● EXERCISE DETAILS: Across the listing below, how many lines hold "Abdullah"? Reply with the number by itself.

● Dataset items:
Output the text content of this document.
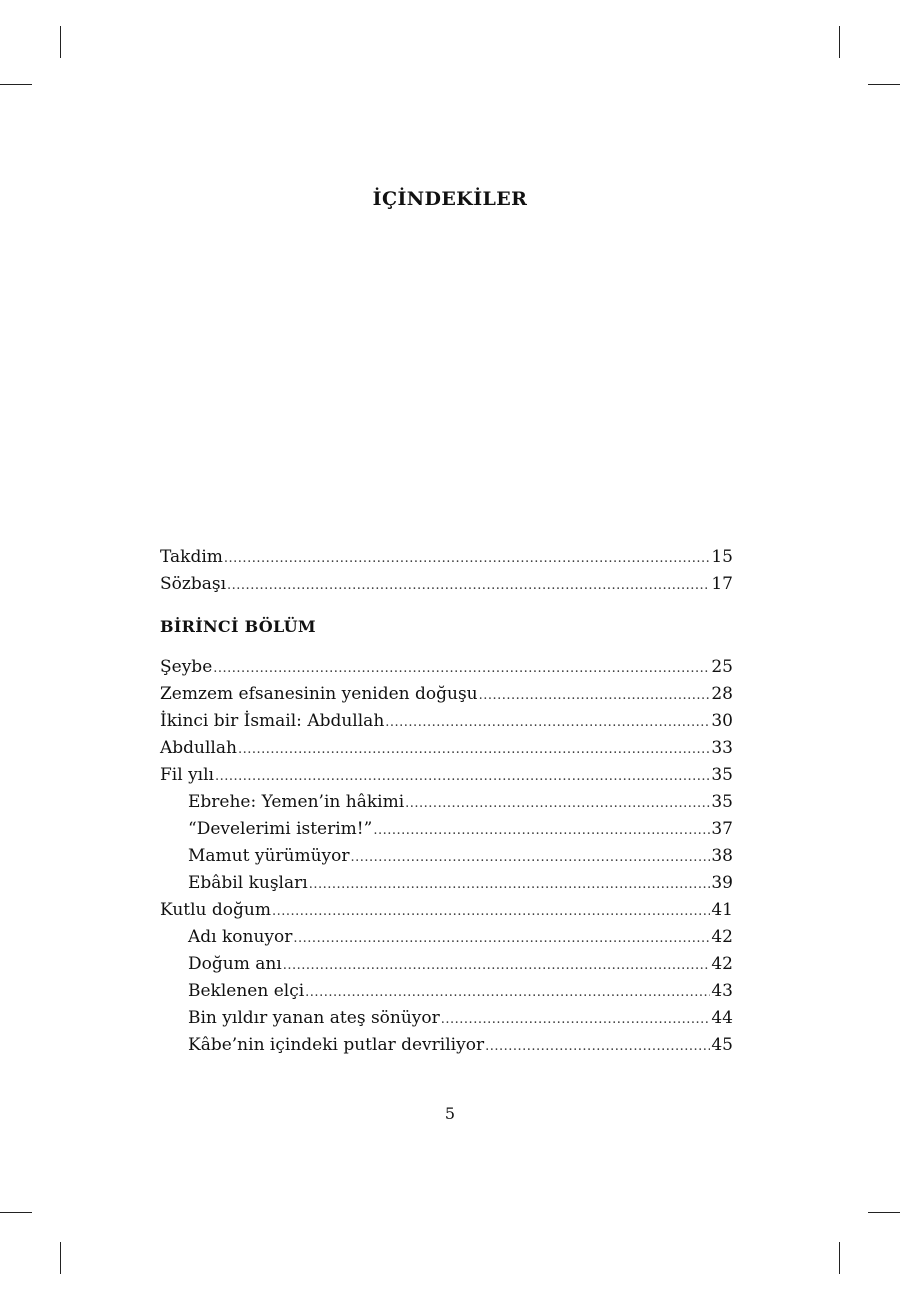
İÇİNDEKİLER
Takdim .....	15
Sözbaşı .....	17
BİRİNCİ BÖLÜM
Şeybe .....	25
Zemzem efsanesinin yeniden doğuşu .....	28
İkinci bir İsmail: Abdullah .....	30
Abdullah .....	33
Fil yılı .....	35
Ebrehe: Yemen’in hâkimi .....	35
“Develerimi isterim!” .....	37
Mamut yürümüyor .....	38
Ebâbil kuşları .....	39
Kutlu doğum .....	41
Adı konuyor .....	42
Doğum anı .....	42
Beklenen elçi .....	43
Bin yıldır yanan ateş sönüyor .....	44
Kâbe’nin içindeki putlar devriliyor .....	45
5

● THE COMPLETED TASK: 2